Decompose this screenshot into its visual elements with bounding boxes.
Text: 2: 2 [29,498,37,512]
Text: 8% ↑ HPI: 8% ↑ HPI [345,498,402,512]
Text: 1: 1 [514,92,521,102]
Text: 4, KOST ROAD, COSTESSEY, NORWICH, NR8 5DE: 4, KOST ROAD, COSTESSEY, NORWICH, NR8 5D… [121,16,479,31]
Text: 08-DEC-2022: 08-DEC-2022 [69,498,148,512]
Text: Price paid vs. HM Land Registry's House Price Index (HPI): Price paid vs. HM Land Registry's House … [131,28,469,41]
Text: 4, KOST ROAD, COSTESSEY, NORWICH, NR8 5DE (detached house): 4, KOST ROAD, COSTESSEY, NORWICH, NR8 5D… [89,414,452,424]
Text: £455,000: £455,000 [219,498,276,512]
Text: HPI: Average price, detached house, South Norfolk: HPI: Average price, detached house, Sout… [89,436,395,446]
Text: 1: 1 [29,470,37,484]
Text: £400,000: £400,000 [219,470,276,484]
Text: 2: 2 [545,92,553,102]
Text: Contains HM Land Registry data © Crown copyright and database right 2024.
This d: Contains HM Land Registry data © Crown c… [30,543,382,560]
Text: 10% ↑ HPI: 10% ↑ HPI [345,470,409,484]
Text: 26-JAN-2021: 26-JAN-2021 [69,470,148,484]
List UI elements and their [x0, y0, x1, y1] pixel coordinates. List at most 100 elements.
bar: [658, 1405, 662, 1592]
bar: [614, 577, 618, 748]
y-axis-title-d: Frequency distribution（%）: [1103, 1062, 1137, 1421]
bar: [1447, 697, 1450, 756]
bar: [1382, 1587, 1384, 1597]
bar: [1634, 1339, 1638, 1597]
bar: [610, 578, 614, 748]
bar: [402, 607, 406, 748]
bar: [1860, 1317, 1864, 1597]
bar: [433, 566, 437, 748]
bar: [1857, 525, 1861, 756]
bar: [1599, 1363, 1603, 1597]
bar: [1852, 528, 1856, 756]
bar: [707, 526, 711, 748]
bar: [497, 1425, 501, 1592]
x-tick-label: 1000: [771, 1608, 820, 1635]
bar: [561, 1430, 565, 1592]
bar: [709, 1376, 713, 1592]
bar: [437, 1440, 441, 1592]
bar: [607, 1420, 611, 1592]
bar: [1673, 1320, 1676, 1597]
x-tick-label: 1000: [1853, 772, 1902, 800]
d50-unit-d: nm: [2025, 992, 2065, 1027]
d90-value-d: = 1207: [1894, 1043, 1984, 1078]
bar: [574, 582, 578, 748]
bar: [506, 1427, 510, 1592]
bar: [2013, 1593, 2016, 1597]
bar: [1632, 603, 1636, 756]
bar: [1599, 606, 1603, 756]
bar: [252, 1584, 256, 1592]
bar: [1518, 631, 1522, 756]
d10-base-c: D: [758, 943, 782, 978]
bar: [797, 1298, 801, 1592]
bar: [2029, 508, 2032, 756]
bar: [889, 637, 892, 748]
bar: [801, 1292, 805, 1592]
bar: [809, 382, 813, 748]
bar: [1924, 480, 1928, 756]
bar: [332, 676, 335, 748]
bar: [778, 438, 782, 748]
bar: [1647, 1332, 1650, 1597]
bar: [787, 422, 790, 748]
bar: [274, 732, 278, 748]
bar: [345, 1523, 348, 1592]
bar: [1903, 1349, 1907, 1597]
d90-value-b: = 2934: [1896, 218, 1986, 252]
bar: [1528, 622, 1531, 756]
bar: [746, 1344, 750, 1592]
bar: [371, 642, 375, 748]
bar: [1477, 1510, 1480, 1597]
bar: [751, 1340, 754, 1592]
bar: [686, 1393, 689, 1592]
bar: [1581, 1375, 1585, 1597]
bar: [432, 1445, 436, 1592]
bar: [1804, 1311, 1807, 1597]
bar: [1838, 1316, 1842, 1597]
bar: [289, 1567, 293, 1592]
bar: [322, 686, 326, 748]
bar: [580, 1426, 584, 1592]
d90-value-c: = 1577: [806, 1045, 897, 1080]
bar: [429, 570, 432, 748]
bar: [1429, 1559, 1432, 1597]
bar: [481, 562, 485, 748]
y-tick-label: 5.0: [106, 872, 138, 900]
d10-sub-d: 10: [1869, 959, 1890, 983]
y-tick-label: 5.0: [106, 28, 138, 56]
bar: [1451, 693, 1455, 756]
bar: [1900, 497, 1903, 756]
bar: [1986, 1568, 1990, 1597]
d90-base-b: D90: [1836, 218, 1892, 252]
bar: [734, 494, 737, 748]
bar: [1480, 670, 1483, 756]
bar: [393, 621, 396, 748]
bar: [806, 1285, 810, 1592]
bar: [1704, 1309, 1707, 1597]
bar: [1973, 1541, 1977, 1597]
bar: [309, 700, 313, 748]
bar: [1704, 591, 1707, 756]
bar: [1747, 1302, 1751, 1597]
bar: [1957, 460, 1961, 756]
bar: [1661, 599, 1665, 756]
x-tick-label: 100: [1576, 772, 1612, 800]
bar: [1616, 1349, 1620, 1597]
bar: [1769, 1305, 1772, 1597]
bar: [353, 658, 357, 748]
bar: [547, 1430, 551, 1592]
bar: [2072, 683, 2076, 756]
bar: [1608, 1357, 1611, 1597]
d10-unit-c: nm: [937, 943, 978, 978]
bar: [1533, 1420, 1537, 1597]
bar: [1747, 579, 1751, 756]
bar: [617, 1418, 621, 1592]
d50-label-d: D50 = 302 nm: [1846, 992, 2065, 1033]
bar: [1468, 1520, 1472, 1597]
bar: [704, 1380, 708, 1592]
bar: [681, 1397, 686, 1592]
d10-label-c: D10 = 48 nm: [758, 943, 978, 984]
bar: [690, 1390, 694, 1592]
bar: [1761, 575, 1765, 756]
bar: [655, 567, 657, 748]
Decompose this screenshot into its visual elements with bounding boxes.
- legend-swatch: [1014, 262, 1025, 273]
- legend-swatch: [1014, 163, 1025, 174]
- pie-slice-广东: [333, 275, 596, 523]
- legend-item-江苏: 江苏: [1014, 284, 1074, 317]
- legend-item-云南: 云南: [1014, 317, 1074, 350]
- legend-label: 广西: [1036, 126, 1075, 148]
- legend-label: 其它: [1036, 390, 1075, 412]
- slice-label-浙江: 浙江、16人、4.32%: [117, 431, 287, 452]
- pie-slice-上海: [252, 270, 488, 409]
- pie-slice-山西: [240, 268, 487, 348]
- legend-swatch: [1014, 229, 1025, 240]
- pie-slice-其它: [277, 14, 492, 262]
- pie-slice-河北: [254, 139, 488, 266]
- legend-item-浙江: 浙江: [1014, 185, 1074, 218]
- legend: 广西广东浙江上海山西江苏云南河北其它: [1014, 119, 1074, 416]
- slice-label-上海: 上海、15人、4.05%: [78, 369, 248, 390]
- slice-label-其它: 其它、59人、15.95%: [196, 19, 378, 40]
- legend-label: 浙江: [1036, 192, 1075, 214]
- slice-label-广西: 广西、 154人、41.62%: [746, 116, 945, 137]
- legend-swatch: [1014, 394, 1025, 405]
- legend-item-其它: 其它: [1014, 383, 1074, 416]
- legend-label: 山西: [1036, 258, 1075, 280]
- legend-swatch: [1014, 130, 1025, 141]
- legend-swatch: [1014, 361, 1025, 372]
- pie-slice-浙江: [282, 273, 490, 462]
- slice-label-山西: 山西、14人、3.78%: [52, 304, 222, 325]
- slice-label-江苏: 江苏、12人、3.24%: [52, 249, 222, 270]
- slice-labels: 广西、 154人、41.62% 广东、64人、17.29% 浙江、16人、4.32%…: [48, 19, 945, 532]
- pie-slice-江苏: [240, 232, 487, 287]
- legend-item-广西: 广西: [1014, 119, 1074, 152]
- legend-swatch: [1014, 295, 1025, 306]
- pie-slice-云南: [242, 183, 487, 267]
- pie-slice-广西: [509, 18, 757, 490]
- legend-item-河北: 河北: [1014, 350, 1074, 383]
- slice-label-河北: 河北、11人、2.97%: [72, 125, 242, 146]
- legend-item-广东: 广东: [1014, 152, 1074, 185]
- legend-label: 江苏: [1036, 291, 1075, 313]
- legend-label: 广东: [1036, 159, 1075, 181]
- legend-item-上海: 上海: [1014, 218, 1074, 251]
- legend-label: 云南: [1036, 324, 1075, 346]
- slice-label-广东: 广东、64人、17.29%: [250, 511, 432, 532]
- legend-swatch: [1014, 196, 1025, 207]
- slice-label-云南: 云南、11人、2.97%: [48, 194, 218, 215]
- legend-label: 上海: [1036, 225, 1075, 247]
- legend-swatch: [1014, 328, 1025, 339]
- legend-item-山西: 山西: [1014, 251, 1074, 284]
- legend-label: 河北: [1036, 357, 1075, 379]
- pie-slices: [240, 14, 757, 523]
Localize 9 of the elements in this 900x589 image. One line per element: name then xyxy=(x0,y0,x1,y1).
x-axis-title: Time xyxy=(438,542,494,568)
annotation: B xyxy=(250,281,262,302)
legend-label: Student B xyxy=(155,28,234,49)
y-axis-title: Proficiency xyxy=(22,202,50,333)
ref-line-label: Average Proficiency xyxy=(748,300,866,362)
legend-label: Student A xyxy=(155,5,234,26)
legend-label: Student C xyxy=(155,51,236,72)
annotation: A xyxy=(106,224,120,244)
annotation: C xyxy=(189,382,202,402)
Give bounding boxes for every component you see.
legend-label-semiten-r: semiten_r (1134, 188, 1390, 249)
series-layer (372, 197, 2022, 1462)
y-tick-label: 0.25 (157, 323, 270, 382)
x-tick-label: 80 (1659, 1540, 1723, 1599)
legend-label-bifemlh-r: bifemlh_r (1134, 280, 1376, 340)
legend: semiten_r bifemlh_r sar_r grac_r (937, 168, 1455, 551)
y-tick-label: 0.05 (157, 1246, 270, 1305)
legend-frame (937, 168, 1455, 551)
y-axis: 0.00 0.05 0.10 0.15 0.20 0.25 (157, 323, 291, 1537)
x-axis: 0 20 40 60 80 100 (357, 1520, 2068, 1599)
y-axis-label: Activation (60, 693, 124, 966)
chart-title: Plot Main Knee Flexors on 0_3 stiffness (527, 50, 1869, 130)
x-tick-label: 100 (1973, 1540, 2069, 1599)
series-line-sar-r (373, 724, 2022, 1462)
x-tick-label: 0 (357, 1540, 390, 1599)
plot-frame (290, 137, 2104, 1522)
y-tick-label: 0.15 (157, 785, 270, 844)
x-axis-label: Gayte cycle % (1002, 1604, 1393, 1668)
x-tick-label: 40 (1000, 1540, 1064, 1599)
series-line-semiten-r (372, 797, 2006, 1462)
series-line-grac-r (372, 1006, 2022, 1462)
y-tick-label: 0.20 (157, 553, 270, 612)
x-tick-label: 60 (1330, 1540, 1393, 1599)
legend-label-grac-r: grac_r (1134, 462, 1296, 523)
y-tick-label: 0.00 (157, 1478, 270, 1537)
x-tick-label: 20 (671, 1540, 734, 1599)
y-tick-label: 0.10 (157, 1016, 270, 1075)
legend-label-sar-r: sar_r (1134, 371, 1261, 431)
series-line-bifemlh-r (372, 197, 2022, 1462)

....

Print the lines, starting with the very first line and stopping after the line that contains "Text: £455,000: £455,000 [219,498,276,512]". Reproduce each one character for character.

Decompose this screenshot into its visual elements with bounding boxes.
Text: 2: 2 [29,498,37,512]
Text: 8% ↑ HPI: 8% ↑ HPI [345,498,402,512]
Text: 1: 1 [514,92,521,102]
Text: 4, KOST ROAD, COSTESSEY, NORWICH, NR8 5DE: 4, KOST ROAD, COSTESSEY, NORWICH, NR8 5D… [121,16,479,31]
Text: 08-DEC-2022: 08-DEC-2022 [69,498,148,512]
Text: Price paid vs. HM Land Registry's House Price Index (HPI): Price paid vs. HM Land Registry's House … [131,28,469,41]
Text: 4, KOST ROAD, COSTESSEY, NORWICH, NR8 5DE (detached house): 4, KOST ROAD, COSTESSEY, NORWICH, NR8 5D… [89,414,452,424]
Text: £455,000: £455,000 [219,498,276,512]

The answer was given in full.